> Supplied records:
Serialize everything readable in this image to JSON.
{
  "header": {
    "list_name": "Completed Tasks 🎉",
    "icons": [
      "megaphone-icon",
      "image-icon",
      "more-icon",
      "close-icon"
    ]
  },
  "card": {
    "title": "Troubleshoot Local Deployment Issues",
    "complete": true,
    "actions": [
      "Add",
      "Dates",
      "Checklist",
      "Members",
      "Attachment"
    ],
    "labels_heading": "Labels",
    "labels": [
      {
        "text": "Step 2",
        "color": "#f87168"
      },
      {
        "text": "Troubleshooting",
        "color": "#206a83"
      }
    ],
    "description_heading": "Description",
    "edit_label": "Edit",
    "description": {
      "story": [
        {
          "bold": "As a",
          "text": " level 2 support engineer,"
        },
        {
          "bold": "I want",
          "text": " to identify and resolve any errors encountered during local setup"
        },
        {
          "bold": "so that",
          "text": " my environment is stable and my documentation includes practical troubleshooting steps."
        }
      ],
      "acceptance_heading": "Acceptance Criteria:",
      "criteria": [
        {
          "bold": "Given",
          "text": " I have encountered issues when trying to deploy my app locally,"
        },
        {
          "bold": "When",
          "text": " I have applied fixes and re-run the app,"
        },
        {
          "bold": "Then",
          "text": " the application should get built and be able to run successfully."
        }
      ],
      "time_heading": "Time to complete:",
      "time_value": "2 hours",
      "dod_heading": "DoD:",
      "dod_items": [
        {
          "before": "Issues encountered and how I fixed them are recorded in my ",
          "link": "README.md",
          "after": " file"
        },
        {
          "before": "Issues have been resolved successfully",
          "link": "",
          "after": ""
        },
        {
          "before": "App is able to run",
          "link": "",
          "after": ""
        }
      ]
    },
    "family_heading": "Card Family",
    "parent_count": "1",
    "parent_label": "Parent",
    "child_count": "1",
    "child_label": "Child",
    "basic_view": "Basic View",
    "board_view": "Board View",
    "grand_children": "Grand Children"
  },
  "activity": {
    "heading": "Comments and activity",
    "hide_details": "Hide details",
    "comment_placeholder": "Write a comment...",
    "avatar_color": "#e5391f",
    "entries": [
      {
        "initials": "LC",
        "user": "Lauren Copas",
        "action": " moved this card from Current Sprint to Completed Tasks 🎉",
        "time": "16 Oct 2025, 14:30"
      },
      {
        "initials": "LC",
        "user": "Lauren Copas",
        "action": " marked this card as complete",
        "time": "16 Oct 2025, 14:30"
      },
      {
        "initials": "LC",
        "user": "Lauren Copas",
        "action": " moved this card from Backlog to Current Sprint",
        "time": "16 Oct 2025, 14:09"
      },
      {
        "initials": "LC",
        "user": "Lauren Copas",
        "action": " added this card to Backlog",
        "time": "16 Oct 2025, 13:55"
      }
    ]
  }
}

> What you will do:
Return the listing above in its exact form.

> Answer to this problem:
Serialize everything readable in this image to JSON.
{
  "header": {
    "list_name": "Completed Tasks 🎉",
    "icons": [
      "megaphone-icon",
      "image-icon",
      "more-icon",
      "close-icon"
    ]
  },
  "card": {
    "title": "Troubleshoot Local Deployment Issues",
    "complete": true,
    "actions": [
      "Add",
      "Dates",
      "Checklist",
      "Members",
      "Attachment"
    ],
    "labels_heading": "Labels",
    "labels": [
      {
        "text": "Step 2",
        "color": "#f87168"
      },
      {
        "text": "Troubleshooting",
        "color": "#206a83"
      }
    ],
    "description_heading": "Description",
    "edit_label": "Edit",
    "description": {
      "story": [
        {
          "bold": "As a",
          "text": " level 2 support engineer,"
        },
        {
          "bold": "I want",
          "text": " to identify and resolve any errors encountered during local setup"
        },
        {
          "bold": "so that",
          "text": " my environment is stable and my documentation includes practical troubleshooting steps."
        }
      ],
      "acceptance_heading": "Acceptance Criteria:",
      "criteria": [
        {
          "bold": "Given",
          "text": " I have encountered issues when trying to deploy my app locally,"
        },
        {
          "bold": "When",
          "text": " I have applied fixes and re-run the app,"
        },
        {
          "bold": "Then",
          "text": " the application should get built and be able to run successfully."
        }
      ],
      "time_heading": "Time to complete:",
      "time_value": "2 hours",
      "dod_heading": "DoD:",
      "dod_items": [
        {
          "before": "Issues encountered and how I fixed them are recorded in my ",
          "link": "README.md",
          "after": " file"
        },
        {
          "before": "Issues have been resolved successfully",
          "link": "",
          "after": ""
        },
        {
          "before": "App is able to run",
          "link": "",
          "after": ""
        }
      ]
    },
    "family_heading": "Card Family",
    "parent_count": "1",
    "parent_label": "Parent",
    "child_count": "1",
    "child_label": "Child",
    "basic_view": "Basic View",
    "board_view": "Board View",
    "grand_children": "Grand Children"
  },
  "activity": {
    "heading": "Comments and activity",
    "hide_details": "Hide details",
    "comment_placeholder": "Write a comment...",
    "avatar_color": "#e5391f",
    "entries": [
      {
        "initials": "LC",
        "user": "Lauren Copas",
        "action": " moved this card from Current Sprint to Completed Tasks 🎉",
        "time": "16 Oct 2025, 14:30"
      },
      {
        "initials": "LC",
        "user": "Lauren Copas",
        "action": " marked this card as complete",
        "time": "16 Oct 2025, 14:30"
      },
      {
        "initials": "LC",
        "user": "Lauren Copas",
        "action": " moved this card from Backlog to Current Sprint",
        "time": "16 Oct 2025, 14:09"
      },
      {
        "initials": "LC",
        "user": "Lauren Copas",
        "action": " added this card to Backlog",
        "time": "16 Oct 2025, 13:55"
      }
    ]
  }
}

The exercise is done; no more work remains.